WORK TO BE COMPLETED: Output the data that follows exactly, line for line.

Collection entries:
______
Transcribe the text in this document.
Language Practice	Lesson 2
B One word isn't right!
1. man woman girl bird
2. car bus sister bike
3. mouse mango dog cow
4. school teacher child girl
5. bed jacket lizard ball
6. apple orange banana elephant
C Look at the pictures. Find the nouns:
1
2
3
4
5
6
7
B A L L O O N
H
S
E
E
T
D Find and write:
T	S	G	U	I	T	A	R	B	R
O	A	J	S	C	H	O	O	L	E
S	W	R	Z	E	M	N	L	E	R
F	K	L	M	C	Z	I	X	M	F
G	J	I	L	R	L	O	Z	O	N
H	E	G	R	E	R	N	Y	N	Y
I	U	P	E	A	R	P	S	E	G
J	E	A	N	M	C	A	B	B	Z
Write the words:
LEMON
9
______
OUTPUT BELOW:
Transcribe the text in this document.
Language Practice	Lesson 2
B One word isn't right!
1. man woman girl bird
2. car bus sister bike
3. mouse mango dog cow
4. school teacher child girl
5. bed jacket lizard ball
6. apple orange banana elephant
C Look at the pictures. Find the nouns:
1
2
3
4
5
6
7
B A L L O O N
H
S
E
E
T
D Find and write:
T	S	G	U	I	T	A	R	B	R
O	A	J	S	C	H	O	O	L	E
S	W	R	Z	E	M	N	L	E	R
F	K	L	M	C	Z	I	X	M	F
G	J	I	L	R	L	O	Z	O	N
H	E	G	R	E	R	N	Y	N	Y
I	U	P	E	A	R	P	S	E	G
J	E	A	N	M	C	A	B	B	Z
Write the words:
LEMON
9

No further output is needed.